Prosiga el texto sobre la soledad de quienes se quedan en las ciudades vacías durante el verano, a partir de su última oración.

■ FRAGMENTO SELECCIONADO ■
++++++

Julio y agosto transforman las ciudades en espejismos. Calles donde antes había ruido, ahora hay silencio; persianas bajadas, bancos vacíos, buzones que acumulan polvo.

A simple vista, podría parecer un descanso merecido, un paréntesis saludable. Pero si uno afina el oído, detrás del silencio se escucha otra cosa: la respiración contenida de quienes se han quedado atrás.

Porque no todos se van. Mientras la mayoría huye en busca de mar, montaña o sombra, las ciudades vacías se convierten en escenarios de una soledad densa, casi física, que afecta de forma desigual a quienes no pueden, no quieren o no tienen con quién irse.

En estos meses calurosos, los medios se llenan de reportajes sobre playas llenas, festivales vibrantes y aeropuertos colapsados.

Pero hay otra crónica, menos televisiva y más íntima, que se escribe en las habitaciones solitarias de miles de personas mayores, enfermas, dependientes o simplemente solas. Una realidad que no se detiene porque el calendario cambie de página.

++++++

■ DATOS PROPORCIONADOS ■
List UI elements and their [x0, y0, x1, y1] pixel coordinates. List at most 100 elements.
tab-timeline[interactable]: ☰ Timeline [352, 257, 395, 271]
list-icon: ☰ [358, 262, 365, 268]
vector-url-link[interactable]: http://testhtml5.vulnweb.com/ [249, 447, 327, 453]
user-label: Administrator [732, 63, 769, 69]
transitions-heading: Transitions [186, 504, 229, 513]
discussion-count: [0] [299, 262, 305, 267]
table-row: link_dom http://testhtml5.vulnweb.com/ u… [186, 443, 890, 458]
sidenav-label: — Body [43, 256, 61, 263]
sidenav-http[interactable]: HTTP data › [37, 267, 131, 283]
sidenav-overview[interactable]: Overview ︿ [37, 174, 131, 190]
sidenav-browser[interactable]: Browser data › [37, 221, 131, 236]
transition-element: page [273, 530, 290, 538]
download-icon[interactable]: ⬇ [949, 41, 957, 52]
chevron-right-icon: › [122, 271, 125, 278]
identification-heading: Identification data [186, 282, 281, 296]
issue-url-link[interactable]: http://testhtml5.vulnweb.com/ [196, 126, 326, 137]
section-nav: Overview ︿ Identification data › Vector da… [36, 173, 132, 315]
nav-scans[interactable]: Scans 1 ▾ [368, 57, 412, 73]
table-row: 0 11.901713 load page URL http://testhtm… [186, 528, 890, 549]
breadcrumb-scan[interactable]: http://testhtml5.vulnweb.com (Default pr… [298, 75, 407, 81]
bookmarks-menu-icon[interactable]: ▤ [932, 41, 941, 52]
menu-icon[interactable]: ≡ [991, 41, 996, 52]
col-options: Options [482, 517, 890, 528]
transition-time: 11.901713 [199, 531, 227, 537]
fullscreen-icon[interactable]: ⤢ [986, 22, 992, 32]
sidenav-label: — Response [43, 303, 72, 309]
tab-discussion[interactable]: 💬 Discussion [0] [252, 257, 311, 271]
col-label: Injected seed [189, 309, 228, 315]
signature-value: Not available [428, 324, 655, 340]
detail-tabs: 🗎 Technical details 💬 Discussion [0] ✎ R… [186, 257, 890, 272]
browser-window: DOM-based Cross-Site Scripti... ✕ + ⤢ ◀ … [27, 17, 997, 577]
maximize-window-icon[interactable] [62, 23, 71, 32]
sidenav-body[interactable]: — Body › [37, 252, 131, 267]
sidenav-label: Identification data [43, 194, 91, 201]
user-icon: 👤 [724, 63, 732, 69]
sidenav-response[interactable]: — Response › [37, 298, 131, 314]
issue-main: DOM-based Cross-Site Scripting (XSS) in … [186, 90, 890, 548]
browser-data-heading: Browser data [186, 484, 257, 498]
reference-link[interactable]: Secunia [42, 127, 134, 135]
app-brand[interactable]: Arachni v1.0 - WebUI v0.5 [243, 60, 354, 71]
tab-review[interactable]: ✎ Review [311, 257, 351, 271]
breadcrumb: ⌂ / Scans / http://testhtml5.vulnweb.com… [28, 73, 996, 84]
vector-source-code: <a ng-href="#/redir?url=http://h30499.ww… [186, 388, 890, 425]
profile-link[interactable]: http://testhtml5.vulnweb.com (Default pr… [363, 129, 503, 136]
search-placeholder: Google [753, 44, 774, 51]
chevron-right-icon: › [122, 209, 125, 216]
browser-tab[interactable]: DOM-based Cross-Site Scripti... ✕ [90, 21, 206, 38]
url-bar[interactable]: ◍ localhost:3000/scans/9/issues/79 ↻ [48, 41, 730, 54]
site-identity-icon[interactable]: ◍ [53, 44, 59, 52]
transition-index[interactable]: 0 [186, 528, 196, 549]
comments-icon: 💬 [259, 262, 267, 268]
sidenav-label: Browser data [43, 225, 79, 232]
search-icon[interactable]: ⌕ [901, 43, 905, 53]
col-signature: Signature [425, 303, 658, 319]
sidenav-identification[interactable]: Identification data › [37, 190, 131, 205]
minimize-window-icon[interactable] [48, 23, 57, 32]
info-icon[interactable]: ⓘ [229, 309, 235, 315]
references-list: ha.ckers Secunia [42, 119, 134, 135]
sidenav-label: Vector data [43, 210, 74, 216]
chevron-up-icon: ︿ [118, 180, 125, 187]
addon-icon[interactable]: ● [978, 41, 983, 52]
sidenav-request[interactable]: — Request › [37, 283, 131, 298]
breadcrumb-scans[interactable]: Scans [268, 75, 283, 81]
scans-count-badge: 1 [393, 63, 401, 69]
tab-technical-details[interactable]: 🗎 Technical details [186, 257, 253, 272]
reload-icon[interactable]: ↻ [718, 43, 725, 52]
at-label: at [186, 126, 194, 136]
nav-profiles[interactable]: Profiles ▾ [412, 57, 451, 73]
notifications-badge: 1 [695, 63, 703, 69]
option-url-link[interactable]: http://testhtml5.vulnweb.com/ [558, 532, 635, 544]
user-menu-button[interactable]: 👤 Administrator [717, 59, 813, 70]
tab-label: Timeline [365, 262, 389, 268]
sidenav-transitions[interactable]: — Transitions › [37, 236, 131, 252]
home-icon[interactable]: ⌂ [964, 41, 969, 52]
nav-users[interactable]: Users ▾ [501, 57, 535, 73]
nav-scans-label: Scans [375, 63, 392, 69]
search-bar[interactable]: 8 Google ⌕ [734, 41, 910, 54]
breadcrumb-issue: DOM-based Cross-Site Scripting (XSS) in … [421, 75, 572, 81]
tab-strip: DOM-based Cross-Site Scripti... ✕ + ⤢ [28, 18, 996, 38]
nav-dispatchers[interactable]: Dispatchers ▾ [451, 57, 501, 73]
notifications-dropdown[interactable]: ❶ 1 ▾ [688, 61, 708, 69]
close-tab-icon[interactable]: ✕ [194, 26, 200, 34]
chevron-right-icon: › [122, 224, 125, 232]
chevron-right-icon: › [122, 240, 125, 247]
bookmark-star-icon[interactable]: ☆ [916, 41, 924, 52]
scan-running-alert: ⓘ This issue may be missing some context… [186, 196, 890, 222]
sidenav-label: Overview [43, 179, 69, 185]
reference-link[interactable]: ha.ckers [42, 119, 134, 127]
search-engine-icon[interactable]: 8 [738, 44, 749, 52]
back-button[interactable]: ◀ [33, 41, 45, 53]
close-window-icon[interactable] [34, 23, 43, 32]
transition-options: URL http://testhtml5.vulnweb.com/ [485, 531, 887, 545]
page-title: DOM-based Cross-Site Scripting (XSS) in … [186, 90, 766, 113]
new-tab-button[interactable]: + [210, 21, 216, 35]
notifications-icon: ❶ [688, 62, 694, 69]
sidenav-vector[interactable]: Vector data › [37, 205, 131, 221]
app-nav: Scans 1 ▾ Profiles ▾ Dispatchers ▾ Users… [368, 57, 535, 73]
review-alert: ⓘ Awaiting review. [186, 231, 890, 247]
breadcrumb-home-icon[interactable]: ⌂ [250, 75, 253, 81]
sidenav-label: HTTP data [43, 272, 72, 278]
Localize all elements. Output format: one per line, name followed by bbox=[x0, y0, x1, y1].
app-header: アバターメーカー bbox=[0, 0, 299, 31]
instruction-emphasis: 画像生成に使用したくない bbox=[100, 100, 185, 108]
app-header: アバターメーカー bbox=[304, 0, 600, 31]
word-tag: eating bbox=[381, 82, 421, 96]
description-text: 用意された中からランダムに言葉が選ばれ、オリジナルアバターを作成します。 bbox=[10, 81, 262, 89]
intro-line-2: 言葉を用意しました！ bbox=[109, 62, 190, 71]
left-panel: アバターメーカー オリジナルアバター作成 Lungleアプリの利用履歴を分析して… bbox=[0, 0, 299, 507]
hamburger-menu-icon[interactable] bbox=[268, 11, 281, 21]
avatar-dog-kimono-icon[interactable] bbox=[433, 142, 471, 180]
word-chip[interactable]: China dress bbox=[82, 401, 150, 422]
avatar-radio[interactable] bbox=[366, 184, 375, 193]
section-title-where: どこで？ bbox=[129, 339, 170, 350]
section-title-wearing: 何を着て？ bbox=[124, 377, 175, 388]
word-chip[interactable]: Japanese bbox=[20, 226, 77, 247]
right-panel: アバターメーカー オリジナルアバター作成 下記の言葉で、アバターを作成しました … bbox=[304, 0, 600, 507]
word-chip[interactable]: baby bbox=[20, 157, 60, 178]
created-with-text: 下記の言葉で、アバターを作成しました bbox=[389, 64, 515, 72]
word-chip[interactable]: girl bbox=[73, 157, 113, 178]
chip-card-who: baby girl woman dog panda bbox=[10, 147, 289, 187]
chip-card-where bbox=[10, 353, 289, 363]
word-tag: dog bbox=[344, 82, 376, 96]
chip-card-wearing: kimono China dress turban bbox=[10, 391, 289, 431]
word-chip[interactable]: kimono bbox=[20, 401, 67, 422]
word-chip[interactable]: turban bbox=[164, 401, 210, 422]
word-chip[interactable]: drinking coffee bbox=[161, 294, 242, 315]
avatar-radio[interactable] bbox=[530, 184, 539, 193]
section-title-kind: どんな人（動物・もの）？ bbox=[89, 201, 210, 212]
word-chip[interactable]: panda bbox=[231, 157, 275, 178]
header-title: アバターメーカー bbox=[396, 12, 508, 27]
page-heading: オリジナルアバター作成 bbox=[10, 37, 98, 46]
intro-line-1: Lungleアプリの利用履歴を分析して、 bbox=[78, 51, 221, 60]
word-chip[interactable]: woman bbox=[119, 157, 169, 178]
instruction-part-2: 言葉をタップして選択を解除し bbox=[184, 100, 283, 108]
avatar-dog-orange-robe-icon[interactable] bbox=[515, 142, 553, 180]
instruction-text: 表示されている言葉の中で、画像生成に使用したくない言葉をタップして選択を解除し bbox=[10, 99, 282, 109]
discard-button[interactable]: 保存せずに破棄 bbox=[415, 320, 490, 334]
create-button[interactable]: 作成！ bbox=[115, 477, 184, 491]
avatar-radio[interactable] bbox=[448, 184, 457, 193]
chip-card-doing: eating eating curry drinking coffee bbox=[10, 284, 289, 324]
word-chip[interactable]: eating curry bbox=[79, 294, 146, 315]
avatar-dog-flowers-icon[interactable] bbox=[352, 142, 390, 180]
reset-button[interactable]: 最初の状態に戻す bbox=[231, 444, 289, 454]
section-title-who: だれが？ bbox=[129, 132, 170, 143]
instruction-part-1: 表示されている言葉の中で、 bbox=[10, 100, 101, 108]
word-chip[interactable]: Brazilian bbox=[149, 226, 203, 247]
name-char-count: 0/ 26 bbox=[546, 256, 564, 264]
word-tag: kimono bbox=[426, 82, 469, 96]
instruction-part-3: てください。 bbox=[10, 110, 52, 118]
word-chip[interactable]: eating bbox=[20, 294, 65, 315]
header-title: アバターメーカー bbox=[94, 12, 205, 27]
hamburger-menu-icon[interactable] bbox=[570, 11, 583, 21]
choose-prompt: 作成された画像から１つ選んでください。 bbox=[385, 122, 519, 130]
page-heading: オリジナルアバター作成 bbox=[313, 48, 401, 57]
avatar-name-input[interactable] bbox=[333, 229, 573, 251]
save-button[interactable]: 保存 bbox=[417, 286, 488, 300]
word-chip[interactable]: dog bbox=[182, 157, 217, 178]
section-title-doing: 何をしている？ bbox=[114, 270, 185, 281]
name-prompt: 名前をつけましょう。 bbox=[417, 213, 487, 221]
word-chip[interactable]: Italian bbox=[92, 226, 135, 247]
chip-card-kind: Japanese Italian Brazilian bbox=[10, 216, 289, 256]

++++++

■ CAMPO DE RESPUESTA ■
La ciencia lo ha estudiado: la soledad no es sólo una emoción, es un factor de riesgo biológico. Estudios de varias universidades han demostrado que el aislamiento social se asocia a un aumento del 26% en la mortalidad prematura, a un mayor deterioro cognitivo, mayor inflamación sistémica, peor calidad del sueño y una mayor incidencia de enfermedades cardiovasculares. Estar solo, literalmente, duele.

Y en verano, ese dolor se amplifica. Las temperaturas extremas, el cierre de centros de salud y de servicios sociales, la falta de transporte público y la desorganización vecinal agravan la sensación de abandono.

Quien no puede bajar la persiana o llenar una jarra de agua helada corre un riesgo real. El calor no es democrático: ataca más fuerte a quienes ya estaban en los márgenes.

Hay una paradoja dolorosa: en la estación en que más se habla de felicidad, evasión y placer, también florecen la tristeza, el abandono y el silencio.

La ciencia, aunque precisa y neutra, no puede ignorar que los datos también tienen alma, sí dije alma. Detrás de cada cifra hay una historia que no siempre encuentra quien la escuche.

Mas, no todo es diagnóstico. También hay respuesta. En algunas ciudades, surgen redes vecinales que se organizan para llamar por teléfono a personas mayores, llevarles medicamentos, subirles la compra o simplemente preguntarles cómo están.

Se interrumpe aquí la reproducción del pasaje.